■ EXTRACTED INFORMATION
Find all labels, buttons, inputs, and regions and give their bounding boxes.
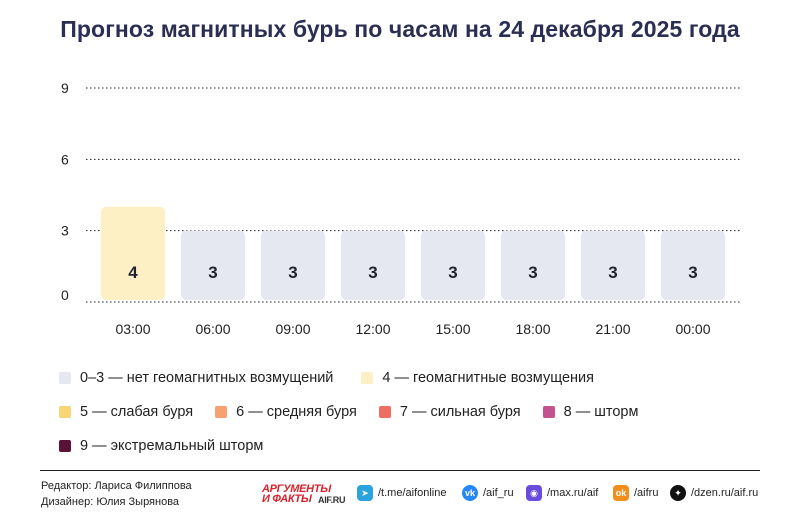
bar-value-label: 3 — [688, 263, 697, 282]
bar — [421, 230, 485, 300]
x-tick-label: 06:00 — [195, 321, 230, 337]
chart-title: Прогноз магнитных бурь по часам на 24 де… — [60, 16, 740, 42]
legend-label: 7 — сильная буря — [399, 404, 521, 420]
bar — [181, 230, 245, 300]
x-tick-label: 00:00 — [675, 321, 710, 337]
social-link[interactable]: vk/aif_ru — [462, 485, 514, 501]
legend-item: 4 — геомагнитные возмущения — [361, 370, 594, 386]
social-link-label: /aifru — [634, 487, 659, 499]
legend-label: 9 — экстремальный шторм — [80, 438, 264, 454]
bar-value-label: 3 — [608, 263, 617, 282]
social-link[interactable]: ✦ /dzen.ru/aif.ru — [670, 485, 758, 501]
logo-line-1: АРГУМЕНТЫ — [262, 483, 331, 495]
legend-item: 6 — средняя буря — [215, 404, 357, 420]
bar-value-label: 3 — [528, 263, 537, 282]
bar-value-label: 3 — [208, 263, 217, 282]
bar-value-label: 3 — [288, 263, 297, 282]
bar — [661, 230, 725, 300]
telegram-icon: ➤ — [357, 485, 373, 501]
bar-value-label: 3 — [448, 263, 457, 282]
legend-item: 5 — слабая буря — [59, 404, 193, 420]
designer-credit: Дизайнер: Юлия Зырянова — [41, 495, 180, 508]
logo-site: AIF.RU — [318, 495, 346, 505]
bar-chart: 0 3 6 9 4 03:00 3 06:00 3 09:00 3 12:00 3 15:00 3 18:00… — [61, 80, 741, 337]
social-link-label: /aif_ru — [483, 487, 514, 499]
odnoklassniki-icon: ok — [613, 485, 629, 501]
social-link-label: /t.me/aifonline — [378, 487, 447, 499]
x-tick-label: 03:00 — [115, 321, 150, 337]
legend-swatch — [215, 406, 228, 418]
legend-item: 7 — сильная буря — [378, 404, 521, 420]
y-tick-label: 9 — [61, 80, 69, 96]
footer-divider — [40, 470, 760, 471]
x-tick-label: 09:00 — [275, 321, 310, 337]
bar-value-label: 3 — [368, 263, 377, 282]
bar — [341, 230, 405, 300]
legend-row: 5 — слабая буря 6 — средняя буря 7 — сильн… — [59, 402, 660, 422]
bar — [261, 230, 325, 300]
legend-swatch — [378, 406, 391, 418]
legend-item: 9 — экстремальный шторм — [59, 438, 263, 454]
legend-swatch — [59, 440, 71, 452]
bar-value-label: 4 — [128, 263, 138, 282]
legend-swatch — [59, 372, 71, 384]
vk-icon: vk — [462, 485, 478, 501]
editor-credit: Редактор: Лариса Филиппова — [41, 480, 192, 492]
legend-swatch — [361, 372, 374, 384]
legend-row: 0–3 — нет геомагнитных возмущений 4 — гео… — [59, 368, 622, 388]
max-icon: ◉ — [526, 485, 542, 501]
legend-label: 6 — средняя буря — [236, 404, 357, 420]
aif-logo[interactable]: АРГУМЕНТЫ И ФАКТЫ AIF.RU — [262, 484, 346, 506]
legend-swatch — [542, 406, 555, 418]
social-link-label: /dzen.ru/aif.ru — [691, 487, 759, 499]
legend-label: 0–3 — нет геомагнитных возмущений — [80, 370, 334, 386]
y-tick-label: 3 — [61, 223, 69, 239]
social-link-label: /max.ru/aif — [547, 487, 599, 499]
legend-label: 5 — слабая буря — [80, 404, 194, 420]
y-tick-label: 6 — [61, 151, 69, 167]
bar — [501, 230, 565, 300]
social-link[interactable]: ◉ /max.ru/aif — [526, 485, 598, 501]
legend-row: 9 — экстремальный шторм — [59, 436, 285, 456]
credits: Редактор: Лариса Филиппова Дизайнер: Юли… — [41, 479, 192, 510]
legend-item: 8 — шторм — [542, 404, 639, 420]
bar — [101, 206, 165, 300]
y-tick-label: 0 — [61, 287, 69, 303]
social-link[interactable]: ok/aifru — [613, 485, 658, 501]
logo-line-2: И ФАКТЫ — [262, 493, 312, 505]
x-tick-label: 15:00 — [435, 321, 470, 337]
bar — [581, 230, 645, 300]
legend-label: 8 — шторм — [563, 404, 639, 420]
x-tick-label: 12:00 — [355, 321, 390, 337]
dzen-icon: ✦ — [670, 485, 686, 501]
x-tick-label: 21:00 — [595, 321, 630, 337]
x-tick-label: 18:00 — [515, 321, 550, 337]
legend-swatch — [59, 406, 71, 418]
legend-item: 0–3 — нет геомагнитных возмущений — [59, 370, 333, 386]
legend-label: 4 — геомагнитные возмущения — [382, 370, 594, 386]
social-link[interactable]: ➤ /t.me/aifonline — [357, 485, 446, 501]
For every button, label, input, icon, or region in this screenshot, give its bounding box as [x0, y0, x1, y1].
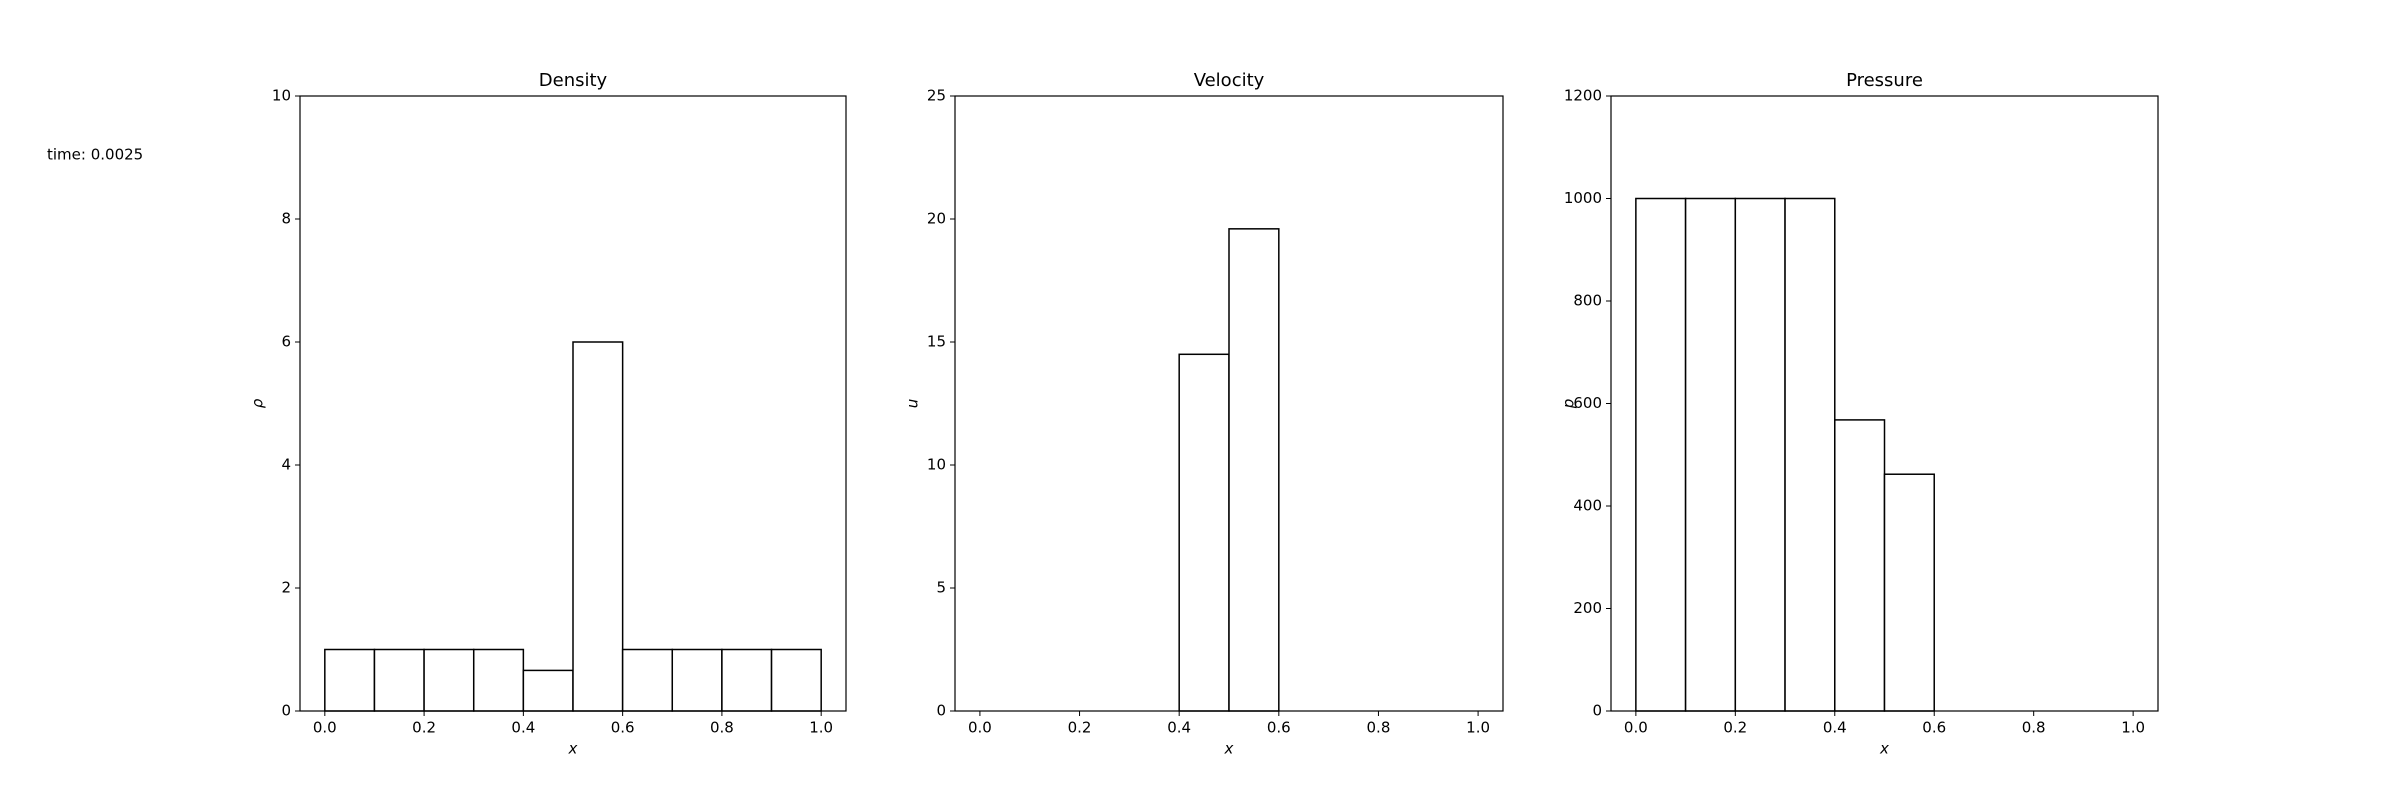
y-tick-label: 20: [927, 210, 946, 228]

■ WHAT YOU HAVE TO DO
Copy every line above word for word, leaving out the pictures.

■ SOLVED EXERCISE
Find all labels, buttons, inputs, and regions and give their bounding boxes.
bar-value-label: 3 — [688, 263, 697, 282]
bar — [421, 230, 485, 300]
x-tick-label: 06:00 — [195, 321, 230, 337]
chart-title: Прогноз магнитных бурь по часам на 24 де… — [60, 16, 740, 42]
legend-label: 7 — сильная буря — [399, 404, 521, 420]
bar — [181, 230, 245, 300]
x-tick-label: 00:00 — [675, 321, 710, 337]
social-link[interactable]: vk/aif_ru — [462, 485, 514, 501]
legend-item: 4 — геомагнитные возмущения — [361, 370, 594, 386]
social-link-label: /aifru — [634, 487, 659, 499]
legend-label: 9 — экстремальный шторм — [80, 438, 264, 454]
bar-value-label: 3 — [608, 263, 617, 282]
social-link[interactable]: ✦ /dzen.ru/aif.ru — [670, 485, 758, 501]
logo-line-1: АРГУМЕНТЫ — [262, 483, 331, 495]
legend-item: 6 — средняя буря — [215, 404, 357, 420]
bar-value-label: 3 — [528, 263, 537, 282]
bar-value-label: 3 — [208, 263, 217, 282]
bar-value-label: 3 — [288, 263, 297, 282]
bar — [661, 230, 725, 300]
telegram-icon: ➤ — [357, 485, 373, 501]
bar-value-label: 3 — [448, 263, 457, 282]
legend-item: 5 — слабая буря — [59, 404, 193, 420]
designer-credit: Дизайнер: Юлия Зырянова — [41, 495, 180, 508]
logo-site: AIF.RU — [318, 495, 346, 505]
bar-chart: 0 3 6 9 4 03:00 3 06:00 3 09:00 3 12:00 3 15:00 3 18:00… — [61, 80, 741, 337]
social-link-label: /aif_ru — [483, 487, 514, 499]
odnoklassniki-icon: ok — [613, 485, 629, 501]
social-link-label: /t.me/aifonline — [378, 487, 447, 499]
x-tick-label: 03:00 — [115, 321, 150, 337]
legend-swatch — [215, 406, 228, 418]
legend-item: 7 — сильная буря — [378, 404, 521, 420]
y-tick-label: 9 — [61, 80, 69, 96]
footer-divider — [40, 470, 760, 471]
x-tick-label: 09:00 — [275, 321, 310, 337]
bar-value-label: 3 — [368, 263, 377, 282]
bar — [341, 230, 405, 300]
legend-row: 5 — слабая буря 6 — средняя буря 7 — сильн… — [59, 402, 660, 422]
bar — [261, 230, 325, 300]
legend-swatch — [378, 406, 391, 418]
legend-item: 9 — экстремальный шторм — [59, 438, 263, 454]
legend-swatch — [59, 440, 71, 452]
bar-value-label: 4 — [128, 263, 138, 282]
legend-swatch — [59, 372, 71, 384]
vk-icon: vk — [462, 485, 478, 501]
editor-credit: Редактор: Лариса Филиппова — [41, 480, 192, 492]
legend-swatch — [361, 372, 374, 384]
legend-row: 0–3 — нет геомагнитных возмущений 4 — гео… — [59, 368, 622, 388]
max-icon: ◉ — [526, 485, 542, 501]
legend-label: 6 — средняя буря — [236, 404, 357, 420]
aif-logo[interactable]: АРГУМЕНТЫ И ФАКТЫ AIF.RU — [262, 484, 346, 506]
legend-swatch — [542, 406, 555, 418]
social-link-label: /dzen.ru/aif.ru — [691, 487, 759, 499]
legend-label: 0–3 — нет геомагнитных возмущений — [80, 370, 334, 386]
y-tick-label: 3 — [61, 223, 69, 239]
social-link-label: /max.ru/aif — [547, 487, 599, 499]
legend-label: 5 — слабая буря — [80, 404, 194, 420]
y-tick-label: 6 — [61, 151, 69, 167]
bar — [501, 230, 565, 300]
social-link[interactable]: ◉ /max.ru/aif — [526, 485, 598, 501]
legend-row: 9 — экстремальный шторм — [59, 436, 285, 456]
credits: Редактор: Лариса Филиппова Дизайнер: Юли… — [41, 479, 192, 510]
legend-item: 8 — шторм — [542, 404, 639, 420]
bar — [101, 206, 165, 300]
y-tick-label: 0 — [61, 287, 69, 303]
social-link[interactable]: ok/aifru — [613, 485, 658, 501]
logo-line-2: И ФАКТЫ — [262, 493, 312, 505]
x-tick-label: 15:00 — [435, 321, 470, 337]
bar — [581, 230, 645, 300]
legend-label: 8 — шторм — [563, 404, 639, 420]
x-tick-label: 12:00 — [355, 321, 390, 337]
dzen-icon: ✦ — [670, 485, 686, 501]
x-tick-label: 21:00 — [595, 321, 630, 337]
x-tick-label: 18:00 — [515, 321, 550, 337]
legend-swatch — [59, 406, 71, 418]
legend-item: 0–3 — нет геомагнитных возмущений — [59, 370, 333, 386]
legend-label: 4 — геомагнитные возмущения — [382, 370, 594, 386]
social-link[interactable]: ➤ /t.me/aifonline — [357, 485, 446, 501]
For every button, label, input, icon, or region in this screenshot, give its bounding box as [x0, y0, x1, y1].
y-tick-label: 20: [927, 210, 946, 228]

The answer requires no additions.